**Stated task:** The entries below should be transcribed in their entirety, exactly as written.

**Material for the task:**
· · ·
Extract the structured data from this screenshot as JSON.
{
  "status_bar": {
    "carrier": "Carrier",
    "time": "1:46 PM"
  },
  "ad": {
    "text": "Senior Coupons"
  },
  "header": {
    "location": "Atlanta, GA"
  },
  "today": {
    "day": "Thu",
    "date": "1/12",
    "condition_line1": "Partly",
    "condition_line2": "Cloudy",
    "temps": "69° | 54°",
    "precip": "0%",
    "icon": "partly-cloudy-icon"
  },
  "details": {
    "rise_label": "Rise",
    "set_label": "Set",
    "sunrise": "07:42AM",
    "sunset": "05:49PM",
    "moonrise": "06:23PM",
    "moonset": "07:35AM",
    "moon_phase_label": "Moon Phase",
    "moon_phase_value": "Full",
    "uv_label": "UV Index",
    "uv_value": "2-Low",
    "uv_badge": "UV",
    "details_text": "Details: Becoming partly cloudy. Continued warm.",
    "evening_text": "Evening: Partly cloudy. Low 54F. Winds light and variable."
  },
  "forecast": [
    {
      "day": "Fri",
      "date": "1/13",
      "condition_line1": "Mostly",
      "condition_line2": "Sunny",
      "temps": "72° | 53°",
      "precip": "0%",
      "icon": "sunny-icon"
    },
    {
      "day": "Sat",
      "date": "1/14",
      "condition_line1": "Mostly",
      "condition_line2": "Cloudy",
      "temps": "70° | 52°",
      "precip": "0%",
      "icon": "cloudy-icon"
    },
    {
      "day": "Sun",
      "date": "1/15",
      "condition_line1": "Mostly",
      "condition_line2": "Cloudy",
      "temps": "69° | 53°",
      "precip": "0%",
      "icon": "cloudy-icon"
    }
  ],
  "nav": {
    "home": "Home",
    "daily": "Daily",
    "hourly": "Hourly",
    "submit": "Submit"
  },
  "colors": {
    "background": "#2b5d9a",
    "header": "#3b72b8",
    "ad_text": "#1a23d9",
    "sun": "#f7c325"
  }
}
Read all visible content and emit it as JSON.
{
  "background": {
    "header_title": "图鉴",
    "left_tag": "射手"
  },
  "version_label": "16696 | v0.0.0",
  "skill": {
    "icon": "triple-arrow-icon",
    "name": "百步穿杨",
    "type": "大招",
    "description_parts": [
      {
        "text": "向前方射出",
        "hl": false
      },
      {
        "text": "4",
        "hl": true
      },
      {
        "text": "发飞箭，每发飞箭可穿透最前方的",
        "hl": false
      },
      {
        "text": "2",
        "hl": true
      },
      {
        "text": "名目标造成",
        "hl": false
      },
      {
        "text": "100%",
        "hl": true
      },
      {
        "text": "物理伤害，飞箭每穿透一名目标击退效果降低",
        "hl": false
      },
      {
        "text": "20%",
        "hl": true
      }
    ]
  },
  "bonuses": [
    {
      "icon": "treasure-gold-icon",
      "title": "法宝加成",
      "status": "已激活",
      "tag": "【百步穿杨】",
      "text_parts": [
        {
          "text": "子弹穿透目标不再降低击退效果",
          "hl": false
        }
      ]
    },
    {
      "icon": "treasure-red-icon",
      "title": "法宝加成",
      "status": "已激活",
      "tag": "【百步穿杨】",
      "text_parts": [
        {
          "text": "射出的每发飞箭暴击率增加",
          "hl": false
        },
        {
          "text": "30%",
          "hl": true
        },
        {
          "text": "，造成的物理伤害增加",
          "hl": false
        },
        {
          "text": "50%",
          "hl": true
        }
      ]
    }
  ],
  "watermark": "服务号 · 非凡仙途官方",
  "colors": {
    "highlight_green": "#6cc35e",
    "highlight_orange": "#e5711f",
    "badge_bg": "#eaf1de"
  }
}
· · ·
**Exercise result:**
Extract the structured data from this screenshot as JSON.
{
  "status_bar": {
    "carrier": "Carrier",
    "time": "1:46 PM"
  },
  "ad": {
    "text": "Senior Coupons"
  },
  "header": {
    "location": "Atlanta, GA"
  },
  "today": {
    "day": "Thu",
    "date": "1/12",
    "condition_line1": "Partly",
    "condition_line2": "Cloudy",
    "temps": "69° | 54°",
    "precip": "0%",
    "icon": "partly-cloudy-icon"
  },
  "details": {
    "rise_label": "Rise",
    "set_label": "Set",
    "sunrise": "07:42AM",
    "sunset": "05:49PM",
    "moonrise": "06:23PM",
    "moonset": "07:35AM",
    "moon_phase_label": "Moon Phase",
    "moon_phase_value": "Full",
    "uv_label": "UV Index",
    "uv_value": "2-Low",
    "uv_badge": "UV",
    "details_text": "Details: Becoming partly cloudy. Continued warm.",
    "evening_text": "Evening: Partly cloudy. Low 54F. Winds light and variable."
  },
  "forecast": [
    {
      "day": "Fri",
      "date": "1/13",
      "condition_line1": "Mostly",
      "condition_line2": "Sunny",
      "temps": "72° | 53°",
      "precip": "0%",
      "icon": "sunny-icon"
    },
    {
      "day": "Sat",
      "date": "1/14",
      "condition_line1": "Mostly",
      "condition_line2": "Cloudy",
      "temps": "70° | 52°",
      "precip": "0%",
      "icon": "cloudy-icon"
    },
    {
      "day": "Sun",
      "date": "1/15",
      "condition_line1": "Mostly",
      "condition_line2": "Cloudy",
      "temps": "69° | 53°",
      "precip": "0%",
      "icon": "cloudy-icon"
    }
  ],
  "nav": {
    "home": "Home",
    "daily": "Daily",
    "hourly": "Hourly",
    "submit": "Submit"
  },
  "colors": {
    "background": "#2b5d9a",
    "header": "#3b72b8",
    "ad_text": "#1a23d9",
    "sun": "#f7c325"
  }
}
Read all visible content and emit it as JSON.
{
  "background": {
    "header_title": "图鉴",
    "left_tag": "射手"
  },
  "version_label": "16696 | v0.0.0",
  "skill": {
    "icon": "triple-arrow-icon",
    "name": "百步穿杨",
    "type": "大招",
    "description_parts": [
      {
        "text": "向前方射出",
        "hl": false
      },
      {
        "text": "4",
        "hl": true
      },
      {
        "text": "发飞箭，每发飞箭可穿透最前方的",
        "hl": false
      },
      {
        "text": "2",
        "hl": true
      },
      {
        "text": "名目标造成",
        "hl": false
      },
      {
        "text": "100%",
        "hl": true
      },
      {
        "text": "物理伤害，飞箭每穿透一名目标击退效果降低",
        "hl": false
      },
      {
        "text": "20%",
        "hl": true
      }
    ]
  },
  "bonuses": [
    {
      "icon": "treasure-gold-icon",
      "title": "法宝加成",
      "status": "已激活",
      "tag": "【百步穿杨】",
      "text_parts": [
        {
          "text": "子弹穿透目标不再降低击退效果",
          "hl": false
        }
      ]
    },
    {
      "icon": "treasure-red-icon",
      "title": "法宝加成",
      "status": "已激活",
      "tag": "【百步穿杨】",
      "text_parts": [
        {
          "text": "射出的每发飞箭暴击率增加",
          "hl": false
        },
        {
          "text": "30%",
          "hl": true
        },
        {
          "text": "，造成的物理伤害增加",
          "hl": false
        },
        {
          "text": "50%",
          "hl": true
        }
      ]
    }
  ],
  "watermark": "服务号 · 非凡仙途官方",
  "colors": {
    "highlight_green": "#6cc35e",
    "highlight_orange": "#e5711f",
    "badge_bg": "#eaf1de"
  }
}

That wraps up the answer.